The entries below should be output exactly as written.

─── Dataset content ───

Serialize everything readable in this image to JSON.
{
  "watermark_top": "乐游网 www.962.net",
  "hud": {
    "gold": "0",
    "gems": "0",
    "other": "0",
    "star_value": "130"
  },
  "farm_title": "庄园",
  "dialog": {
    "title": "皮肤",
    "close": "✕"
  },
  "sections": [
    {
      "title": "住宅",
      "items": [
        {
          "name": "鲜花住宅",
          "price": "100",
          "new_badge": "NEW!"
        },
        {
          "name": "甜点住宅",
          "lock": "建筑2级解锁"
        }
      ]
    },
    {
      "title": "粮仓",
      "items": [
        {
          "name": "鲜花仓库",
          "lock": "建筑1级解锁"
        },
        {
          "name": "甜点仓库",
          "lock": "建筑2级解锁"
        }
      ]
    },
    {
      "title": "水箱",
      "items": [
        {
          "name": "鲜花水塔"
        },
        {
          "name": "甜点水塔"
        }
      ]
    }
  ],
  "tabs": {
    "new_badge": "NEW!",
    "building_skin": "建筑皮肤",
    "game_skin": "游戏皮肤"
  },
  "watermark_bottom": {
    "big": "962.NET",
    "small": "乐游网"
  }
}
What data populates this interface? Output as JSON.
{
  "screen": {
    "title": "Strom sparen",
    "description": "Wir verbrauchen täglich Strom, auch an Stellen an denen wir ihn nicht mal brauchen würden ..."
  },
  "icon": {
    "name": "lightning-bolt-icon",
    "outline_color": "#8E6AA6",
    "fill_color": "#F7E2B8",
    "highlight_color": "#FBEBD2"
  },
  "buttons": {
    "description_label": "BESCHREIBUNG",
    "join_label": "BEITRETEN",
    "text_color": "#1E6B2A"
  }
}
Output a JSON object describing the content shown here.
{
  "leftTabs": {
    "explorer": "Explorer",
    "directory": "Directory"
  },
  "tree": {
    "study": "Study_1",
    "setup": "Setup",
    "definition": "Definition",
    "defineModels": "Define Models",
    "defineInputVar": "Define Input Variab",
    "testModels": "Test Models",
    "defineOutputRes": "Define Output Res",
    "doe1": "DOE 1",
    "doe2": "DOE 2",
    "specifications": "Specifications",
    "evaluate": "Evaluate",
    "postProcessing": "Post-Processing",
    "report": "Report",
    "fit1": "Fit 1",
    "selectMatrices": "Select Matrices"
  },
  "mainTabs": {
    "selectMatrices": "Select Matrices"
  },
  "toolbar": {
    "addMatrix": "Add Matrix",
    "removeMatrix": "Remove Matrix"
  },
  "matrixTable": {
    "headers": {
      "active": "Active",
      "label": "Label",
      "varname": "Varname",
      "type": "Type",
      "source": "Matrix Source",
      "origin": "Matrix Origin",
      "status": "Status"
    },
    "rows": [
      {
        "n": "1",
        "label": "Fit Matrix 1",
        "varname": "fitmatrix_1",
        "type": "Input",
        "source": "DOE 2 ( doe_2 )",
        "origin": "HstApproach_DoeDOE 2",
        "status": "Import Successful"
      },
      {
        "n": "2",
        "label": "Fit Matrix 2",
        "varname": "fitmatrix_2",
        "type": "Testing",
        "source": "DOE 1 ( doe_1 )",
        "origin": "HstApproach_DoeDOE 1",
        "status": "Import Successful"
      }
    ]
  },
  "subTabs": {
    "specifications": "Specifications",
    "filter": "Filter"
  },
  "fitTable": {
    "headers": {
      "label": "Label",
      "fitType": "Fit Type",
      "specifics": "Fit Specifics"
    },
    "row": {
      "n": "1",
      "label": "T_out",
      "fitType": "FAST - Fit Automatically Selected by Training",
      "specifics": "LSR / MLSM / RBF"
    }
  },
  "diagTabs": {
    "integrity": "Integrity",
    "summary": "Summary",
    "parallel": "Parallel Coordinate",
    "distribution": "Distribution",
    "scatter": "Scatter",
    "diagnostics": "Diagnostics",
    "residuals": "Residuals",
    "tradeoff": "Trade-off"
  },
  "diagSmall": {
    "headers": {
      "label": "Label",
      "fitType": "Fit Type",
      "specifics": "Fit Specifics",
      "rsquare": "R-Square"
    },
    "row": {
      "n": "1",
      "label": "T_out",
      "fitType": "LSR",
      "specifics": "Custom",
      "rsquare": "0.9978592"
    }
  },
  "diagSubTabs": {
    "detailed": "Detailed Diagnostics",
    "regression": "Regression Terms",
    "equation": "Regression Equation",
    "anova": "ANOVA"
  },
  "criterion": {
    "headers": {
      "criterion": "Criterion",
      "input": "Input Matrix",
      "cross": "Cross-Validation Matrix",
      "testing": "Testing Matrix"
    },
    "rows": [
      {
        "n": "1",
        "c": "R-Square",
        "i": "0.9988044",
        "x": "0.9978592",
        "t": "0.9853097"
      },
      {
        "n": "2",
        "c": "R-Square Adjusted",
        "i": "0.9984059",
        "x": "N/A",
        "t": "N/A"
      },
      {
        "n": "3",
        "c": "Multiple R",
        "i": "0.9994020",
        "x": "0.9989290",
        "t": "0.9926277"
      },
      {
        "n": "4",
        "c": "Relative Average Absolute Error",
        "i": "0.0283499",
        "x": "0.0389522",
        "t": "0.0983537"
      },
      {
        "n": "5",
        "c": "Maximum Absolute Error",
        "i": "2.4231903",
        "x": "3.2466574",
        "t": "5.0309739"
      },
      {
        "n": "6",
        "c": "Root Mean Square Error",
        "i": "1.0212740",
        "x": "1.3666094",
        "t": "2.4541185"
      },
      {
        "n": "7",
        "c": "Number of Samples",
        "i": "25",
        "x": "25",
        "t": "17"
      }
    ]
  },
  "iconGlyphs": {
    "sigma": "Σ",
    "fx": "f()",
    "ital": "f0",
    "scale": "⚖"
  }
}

───

[Exercise result]
Serialize everything readable in this image to JSON.
{
  "watermark_top": "乐游网 www.962.net",
  "hud": {
    "gold": "0",
    "gems": "0",
    "other": "0",
    "star_value": "130"
  },
  "farm_title": "庄园",
  "dialog": {
    "title": "皮肤",
    "close": "✕"
  },
  "sections": [
    {
      "title": "住宅",
      "items": [
        {
          "name": "鲜花住宅",
          "price": "100",
          "new_badge": "NEW!"
        },
        {
          "name": "甜点住宅",
          "lock": "建筑2级解锁"
        }
      ]
    },
    {
      "title": "粮仓",
      "items": [
        {
          "name": "鲜花仓库",
          "lock": "建筑1级解锁"
        },
        {
          "name": "甜点仓库",
          "lock": "建筑2级解锁"
        }
      ]
    },
    {
      "title": "水箱",
      "items": [
        {
          "name": "鲜花水塔"
        },
        {
          "name": "甜点水塔"
        }
      ]
    }
  ],
  "tabs": {
    "new_badge": "NEW!",
    "building_skin": "建筑皮肤",
    "game_skin": "游戏皮肤"
  },
  "watermark_bottom": {
    "big": "962.NET",
    "small": "乐游网"
  }
}
What data populates this interface? Output as JSON.
{
  "screen": {
    "title": "Strom sparen",
    "description": "Wir verbrauchen täglich Strom, auch an Stellen an denen wir ihn nicht mal brauchen würden ..."
  },
  "icon": {
    "name": "lightning-bolt-icon",
    "outline_color": "#8E6AA6",
    "fill_color": "#F7E2B8",
    "highlight_color": "#FBEBD2"
  },
  "buttons": {
    "description_label": "BESCHREIBUNG",
    "join_label": "BEITRETEN",
    "text_color": "#1E6B2A"
  }
}
Output a JSON object describing the content shown here.
{
  "leftTabs": {
    "explorer": "Explorer",
    "directory": "Directory"
  },
  "tree": {
    "study": "Study_1",
    "setup": "Setup",
    "definition": "Definition",
    "defineModels": "Define Models",
    "defineInputVar": "Define Input Variab",
    "testModels": "Test Models",
    "defineOutputRes": "Define Output Res",
    "doe1": "DOE 1",
    "doe2": "DOE 2",
    "specifications": "Specifications",
    "evaluate": "Evaluate",
    "postProcessing": "Post-Processing",
    "report": "Report",
    "fit1": "Fit 1",
    "selectMatrices": "Select Matrices"
  },
  "mainTabs": {
    "selectMatrices": "Select Matrices"
  },
  "toolbar": {
    "addMatrix": "Add Matrix",
    "removeMatrix": "Remove Matrix"
  },
  "matrixTable": {
    "headers": {
      "active": "Active",
      "label": "Label",
      "varname": "Varname",
      "type": "Type",
      "source": "Matrix Source",
      "origin": "Matrix Origin",
      "status": "Status"
    },
    "rows": [
      {
        "n": "1",
        "label": "Fit Matrix 1",
        "varname": "fitmatrix_1",
        "type": "Input",
        "source": "DOE 2 ( doe_2 )",
        "origin": "HstApproach_DoeDOE 2",
        "status": "Import Successful"
      },
      {
        "n": "2",
        "label": "Fit Matrix 2",
        "varname": "fitmatrix_2",
        "type": "Testing",
        "source": "DOE 1 ( doe_1 )",
        "origin": "HstApproach_DoeDOE 1",
        "status": "Import Successful"
      }
    ]
  },
  "subTabs": {
    "specifications": "Specifications",
    "filter": "Filter"
  },
  "fitTable": {
    "headers": {
      "label": "Label",
      "fitType": "Fit Type",
      "specifics": "Fit Specifics"
    },
    "row": {
      "n": "1",
      "label": "T_out",
      "fitType": "FAST - Fit Automatically Selected by Training",
      "specifics": "LSR / MLSM / RBF"
    }
  },
  "diagTabs": {
    "integrity": "Integrity",
    "summary": "Summary",
    "parallel": "Parallel Coordinate",
    "distribution": "Distribution",
    "scatter": "Scatter",
    "diagnostics": "Diagnostics",
    "residuals": "Residuals",
    "tradeoff": "Trade-off"
  },
  "diagSmall": {
    "headers": {
      "label": "Label",
      "fitType": "Fit Type",
      "specifics": "Fit Specifics",
      "rsquare": "R-Square"
    },
    "row": {
      "n": "1",
      "label": "T_out",
      "fitType": "LSR",
      "specifics": "Custom",
      "rsquare": "0.9978592"
    }
  },
  "diagSubTabs": {
    "detailed": "Detailed Diagnostics",
    "regression": "Regression Terms",
    "equation": "Regression Equation",
    "anova": "ANOVA"
  },
  "criterion": {
    "headers": {
      "criterion": "Criterion",
      "input": "Input Matrix",
      "cross": "Cross-Validation Matrix",
      "testing": "Testing Matrix"
    },
    "rows": [
      {
        "n": "1",
        "c": "R-Square",
        "i": "0.9988044",
        "x": "0.9978592",
        "t": "0.9853097"
      },
      {
        "n": "2",
        "c": "R-Square Adjusted",
        "i": "0.9984059",
        "x": "N/A",
        "t": "N/A"
      },
      {
        "n": "3",
        "c": "Multiple R",
        "i": "0.9994020",
        "x": "0.9989290",
        "t": "0.9926277"
      },
      {
        "n": "4",
        "c": "Relative Average Absolute Error",
        "i": "0.0283499",
        "x": "0.0389522",
        "t": "0.0983537"
      },
      {
        "n": "5",
        "c": "Maximum Absolute Error",
        "i": "2.4231903",
        "x": "3.2466574",
        "t": "5.0309739"
      },
      {
        "n": "6",
        "c": "Root Mean Square Error",
        "i": "1.0212740",
        "x": "1.3666094",
        "t": "2.4541185"
      },
      {
        "n": "7",
        "c": "Number of Samples",
        "i": "25",
        "x": "25",
        "t": "17"
      }
    ]
  },
  "iconGlyphs": {
    "sigma": "Σ",
    "fx": "f()",
    "ital": "f0",
    "scale": "⚖"
  }
}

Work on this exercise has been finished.